Stated exercise 1:
Please rewrite the rows in the stretch from the one containing "- page-number-badge: 1: [1016, 1299, 1058, 1341]" through the one containing "- footer-org-name-cn: 財政局: [207, 1211, 552, 1241]", renaming "highlight-banner" to "notice-banner" and leaving everything else as it is.

Selected excerpt:
══════

Cover Story

New Light on the Synoptic Problem (Part I)

(Part II will appear in the next issue)

What is called the “modern” and the “critical” study of the gospels began in earnest about 170 years ago. Through a series of fortunate circumstances the writer has sometimes been led—sometimes impelled—to examine in detail for himself nearly the entire course of development of “critical” or “scientific” gospel study. A thirteen years’ investigation of this little known field yields a very different impression of it than the books and the popularizers give us. Real acquaintance with such work leads also to a markedly different evaluation of it than the current one.

The results of such study would normally find embodiment in monographs, and be put on a library shelf to collect dust. But in the present case the results have an unusual practical value for the Church and for its ministers. We will say no more of this, but will allow the reader to judge of this matter for himself.

Of all the views today regarded as “assured,” “established,” “scientifically validated,” and so forth, probably none has achieved wider acceptance among conservatives and liberals, fundamentalists and modernists, alike, than the Mark-hypothesis. We mean, the view that Mark (in some form) is the earliest gospel, and was used (copied) by the authors (compilers) of Matthew and Luke.

This view I once cordially embraced, quite without at first noticing that it involved several serious consequences. These may be mentioned briefly in passing. Accepting the Mark-hypothesis means: 1. you have exchanged three witnesses for one; 2. Matthew and Luke have become later compilations of questionable character; 3. your one independent witness has no resurrection appearance (because it is so widely considered to end at 16:8); 4. neither does it mention the supernatural virgin birth, or numerous other matters, which would be regarded by many as true history, were only Matthew and Luke authentic works by accredited witnesses both of what they alone contain and of what they share in common with Mark.

This view (to continue, then), so widely received, and which most ministers have accepted because it does seem to leave them with a very solid, though contracted, foundation for faith, I have come to question. My reasons for doing so follow.

In August, 1945, on vacation, I was comparing Matthew, Mark, and Luke in Greek. I was underlining the three texts with solid and broken lines in three colors, red, blue, and green. This was done for the purpose of making the relations, all the different kinds of agreements and differences, stand out clearly before the eye. Then a moment came in which I realized that so many thousands of details were involved that no one could keep them in mind. I perceived at the same time that it was almost as hard to unravel and interpret my elaborate underlinings as it was to insert them. And lastly, I saw that the method was no good. The relations were more complicated even than the very complicated system I was using for isolating them to the eye. Some words had to be doubly underlined; others could not be underscored at all. There and then the method was abandoned and a new one devised.

Tedious Investigation

The essence of the new method was to devote a separate line to every agreement and to every difference, and to compare only two gospels with each other at one time. Only two colors were used. If an agreement, or an item of disagreement, extended to only one word in length, it still ought to have a separate line in the new synopsis. The method being devised, I prepared Matthew and Mark for copying out, by marking every difference in red. On reaching home I found a stationer able to supply large sheets of paper (13 × 14) with fifty lines to the page. These were very suitable for the new kind of “synopsis.” Then, each day, one or two pages were prepared. The work done, it had to be recopied, and rearranged. It had to be twice checked against the printed texts—all words being counted as a precaution against omissions.

Now, when I had done this work and studied it, two things had become sure. The first was that nothing—absolutely nothing—had appeared which could be fairly interpreted to mean that Mark was earlier than Matthew, or that Mark had been the source of materials contained in Matthew.

══════

Visual layout rows:
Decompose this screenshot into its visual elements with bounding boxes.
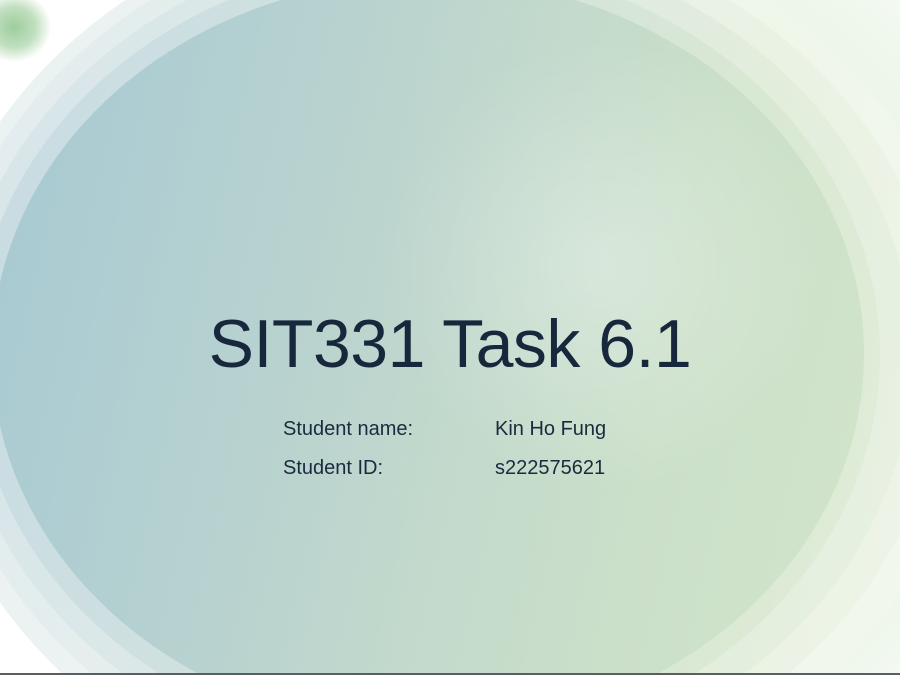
student-id-row: Student ID: s222575621 bbox=[283, 457, 606, 496]
student-id-label: Student ID: bbox=[283, 457, 495, 480]
student-name-value: Kin Ho Fung bbox=[495, 418, 606, 441]
student-name-row: Student name: Kin Ho Fung bbox=[283, 418, 606, 457]
student-details: Student name: Kin Ho Fung Student ID: s2… bbox=[283, 418, 606, 496]
student-id-value: s222575621 bbox=[495, 457, 605, 480]
slide-title: SIT331 Task 6.1 bbox=[0, 305, 900, 383]
student-name-label: Student name: bbox=[283, 418, 495, 441]
slide-content: SIT331 Task 6.1 Student name: Kin Ho Fun… bbox=[0, 0, 900, 675]
title-slide: SIT331 Task 6.1 Student name: Kin Ho Fun… bbox=[0, 0, 900, 675]
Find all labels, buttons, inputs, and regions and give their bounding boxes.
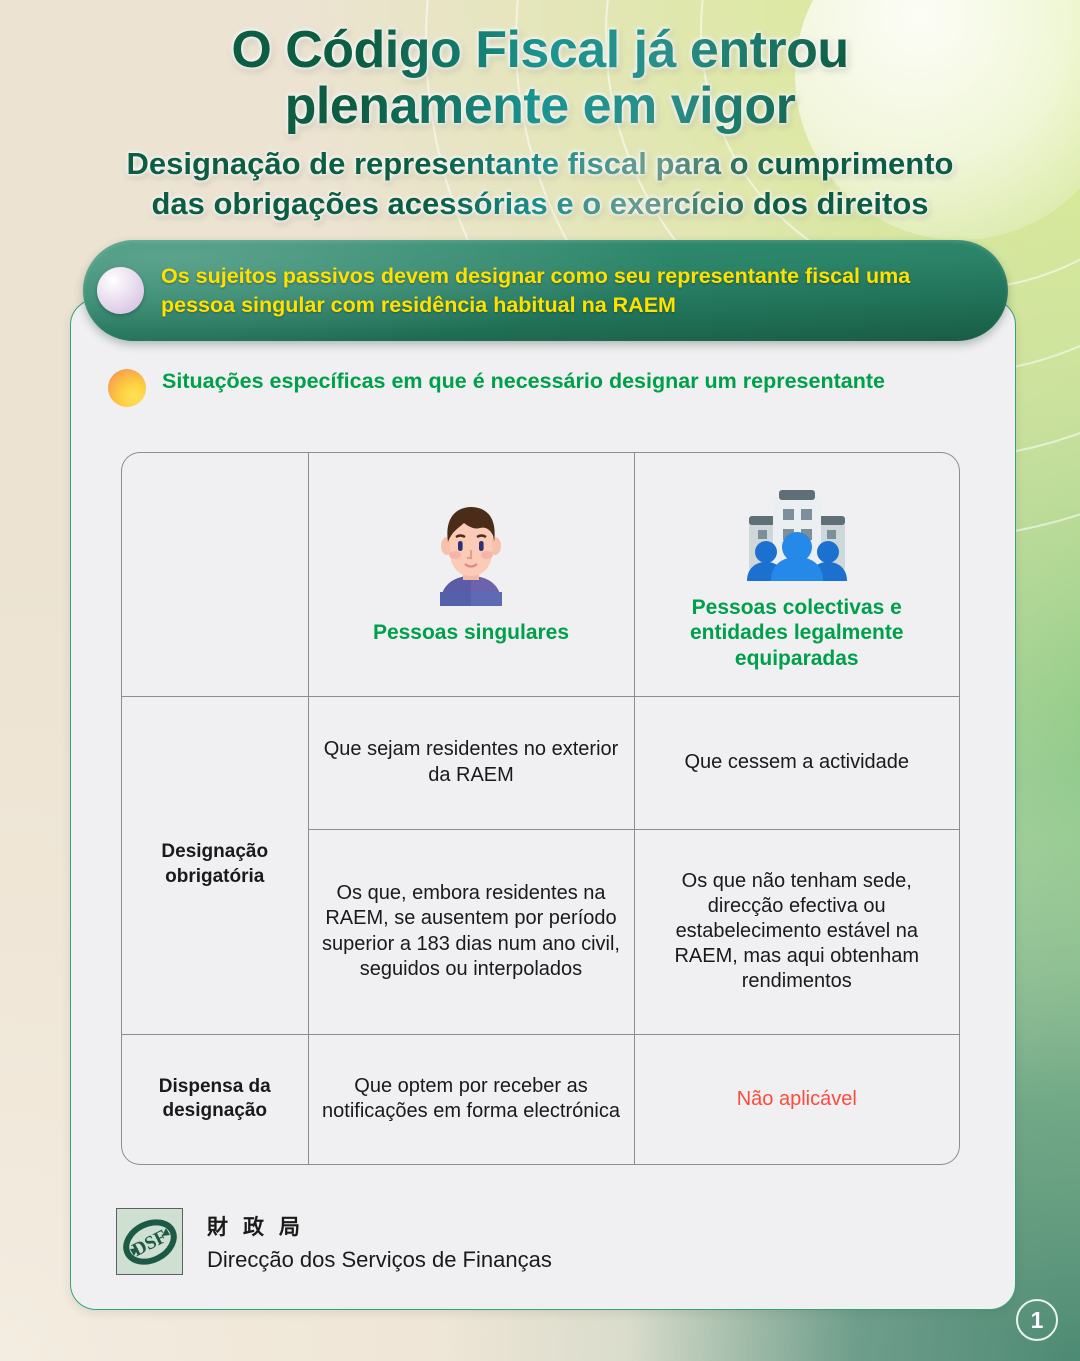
- page-number-badge: 1: [1016, 1299, 1058, 1341]
- cell-exemption-individual: Que optem por receber as notificações em…: [308, 1034, 634, 1164]
- table-header-individuals-label: Pessoas singulares: [321, 620, 622, 646]
- row-label-mandatory: Designação obrigatória: [122, 696, 308, 1034]
- page-subtitle-line-2: das obrigações acessórias e o exercício …: [28, 184, 1052, 224]
- table-header-row: Pessoas singulares: [122, 453, 959, 696]
- highlight-banner: Os sujeitos passivos devem designar como…: [83, 240, 1008, 341]
- not-applicable-text: Não aplicável: [737, 1088, 857, 1110]
- cell-mandatory-individual-2: Os que, embora residentes na RAEM, se au…: [308, 829, 634, 1034]
- table-row: Dispensa da designação Que optem por rec…: [122, 1034, 959, 1164]
- section-heading-text: Situações específicas em que é necessári…: [162, 368, 885, 396]
- footer-org-text: 財政局 Direcção dos Serviços de Finanças: [207, 1211, 552, 1273]
- table-header-entities: Pessoas colectivas e entidades legalment…: [634, 453, 959, 696]
- person-avatar-icon: [321, 502, 622, 606]
- header: O Código Fiscal já entrou plenamente em …: [0, 22, 1080, 224]
- footer-org-name-cn: 財政局: [207, 1211, 552, 1241]
- page-title-line-1: O Código Fiscal já entrou: [80, 22, 1000, 78]
- section-heading: Situações específicas em que é necessári…: [108, 368, 988, 407]
- representative-designation-table: Pessoas singulares: [122, 453, 959, 1164]
- cell-mandatory-entity-2: Os que não tenham sede, direcção efectiv…: [634, 829, 959, 1034]
- footer: DSF 財政局 Direcção dos Serviços de Finança…: [116, 1208, 552, 1275]
- page-title: O Código Fiscal já entrou plenamente em …: [0, 22, 1080, 134]
- highlight-banner-text: Os sujeitos passivos devem designar como…: [161, 262, 988, 318]
- table-header-individuals: Pessoas singulares: [308, 453, 634, 696]
- footer-org-name-pt: Direcção dos Serviços de Finanças: [207, 1247, 552, 1273]
- table-corner-cell: [122, 453, 308, 696]
- cell-mandatory-individual-1: Que sejam residentes no exterior da RAEM: [308, 696, 634, 829]
- company-building-people-icon: [647, 477, 948, 581]
- page-title-line-2: plenamente em vigor: [80, 78, 1000, 134]
- table-row: Designação obrigatória Que sejam residen…: [122, 696, 959, 829]
- dsf-logo-icon: DSF: [116, 1208, 183, 1275]
- table-header-entities-label: Pessoas colectivas e entidades legalment…: [647, 595, 948, 672]
- row-label-exemption: Dispensa da designação: [122, 1034, 308, 1164]
- lavender-sphere-bullet-icon: [97, 267, 144, 314]
- page-subtitle-line-1: Designação de representante fiscal para …: [28, 144, 1052, 184]
- orange-sphere-bullet-icon: [108, 369, 146, 407]
- cell-exemption-entity: Não aplicável: [634, 1034, 959, 1164]
- cell-mandatory-entity-1: Que cessem a actividade: [634, 696, 959, 829]
- page-subtitle: Designação de representante fiscal para …: [0, 144, 1080, 223]
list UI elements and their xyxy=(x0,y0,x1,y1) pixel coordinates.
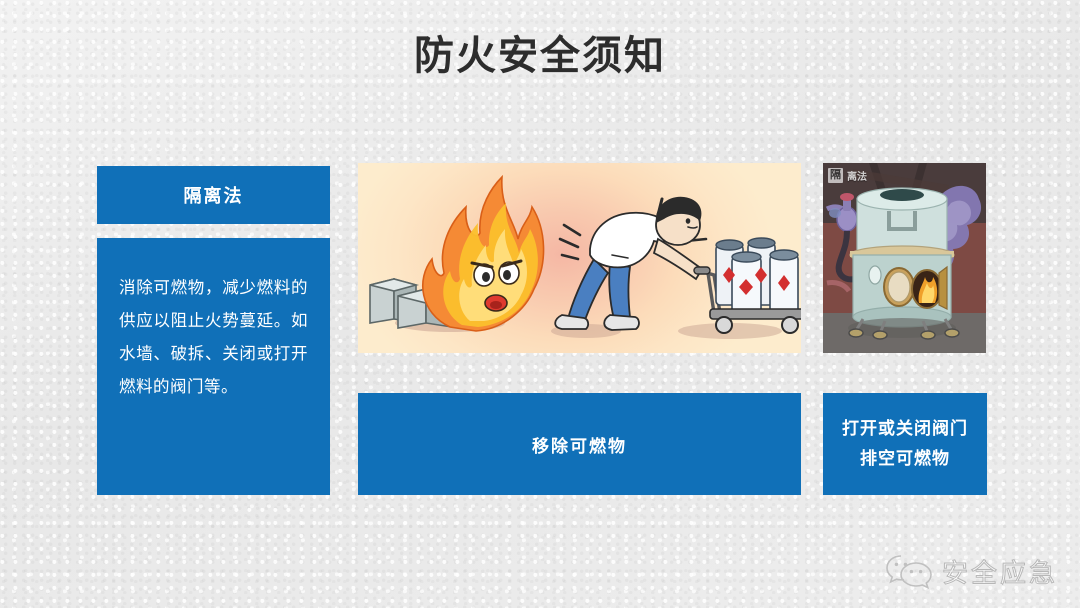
left-panel-body: 消除可燃物，减少燃料的供应以阻止火势蔓延。如水墙、破拆、关闭或打开燃料的阀门等。 xyxy=(97,238,330,495)
left-panel-header-label: 隔离法 xyxy=(184,182,244,208)
brand-watermark-text: 安全应急 xyxy=(942,553,1058,590)
center-illustration-artwork xyxy=(358,163,801,353)
right-panel-caption: 打开或关闭阀门 排空可燃物 xyxy=(823,393,987,495)
angry-fire-icon xyxy=(423,177,544,331)
center-panel-caption-label: 移除可燃物 xyxy=(532,432,627,457)
page-title: 防火安全须知 xyxy=(0,34,1080,78)
worker-pushing-cart-icon xyxy=(555,197,801,333)
left-panel-body-text: 消除可燃物，减少燃料的供应以阻止火势蔓延。如水墙、破拆、关闭或打开燃料的阀门等。 xyxy=(119,272,308,404)
wechat-icon xyxy=(886,552,932,590)
center-panel-caption: 移除可燃物 xyxy=(358,393,801,495)
right-panel-caption-line2: 排空可燃物 xyxy=(860,444,950,474)
brand-watermark: 安全应急 xyxy=(886,552,1058,590)
center-illustration xyxy=(358,163,801,353)
right-illustration-artwork xyxy=(823,163,986,353)
right-panel-caption-line1: 打开或关闭阀门 xyxy=(842,414,968,444)
boiler-tank-icon xyxy=(850,188,954,327)
slide-canvas: 防火安全须知 隔离法 消除可燃物，减少燃料的供应以阻止火势蔓延。如水墙、破拆、关… xyxy=(0,0,1080,608)
right-illustration: 隔 离法 xyxy=(823,163,986,353)
left-panel-header: 隔离法 xyxy=(97,166,330,224)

══════

Stated exercise 2:
According to the synoptic problem article, in what month and year was Matthew, Mark, and Luke being compared in Greek while on vacation?

Exercise result 1:
- page-number-badge: 1: [1016, 1299, 1058, 1341]
- cell-exemption-individual: Que optem por receber as notificações em…: [308, 1034, 634, 1164]
- table-header-individuals-label: Pessoas singulares: [321, 620, 622, 646]
- row-label-mandatory: Designação obrigatória: [122, 696, 308, 1034]
- page-subtitle-line-2: das obrigações acessórias e o exercício …: [28, 184, 1052, 224]
- table-header-row: Pessoas singulares: [122, 453, 959, 696]
- notice-banner: Os sujeitos passivos devem designar como…: [83, 240, 1008, 341]
- not-applicable-text: Não aplicável: [737, 1088, 857, 1110]
- cell-mandatory-individual-2: Os que, embora residentes na RAEM, se au…: [308, 829, 634, 1034]
- table-row: Dispensa da designação Que optem por rec…: [122, 1034, 959, 1164]
- section-heading-text: Situações específicas em que é necessári…: [162, 368, 885, 396]
- footer-org-text: 財政局 Direcção dos Serviços de Finanças: [207, 1211, 552, 1273]
- table-header-entities: Pessoas colectivas e entidades legalment…: [634, 453, 959, 696]
- person-avatar-icon: [321, 502, 622, 606]
- header: O Código Fiscal já entrou plenamente em …: [0, 22, 1080, 224]
- footer-org-name-cn: 財政局: [207, 1211, 552, 1241]

Exercise result 2:
August 1945.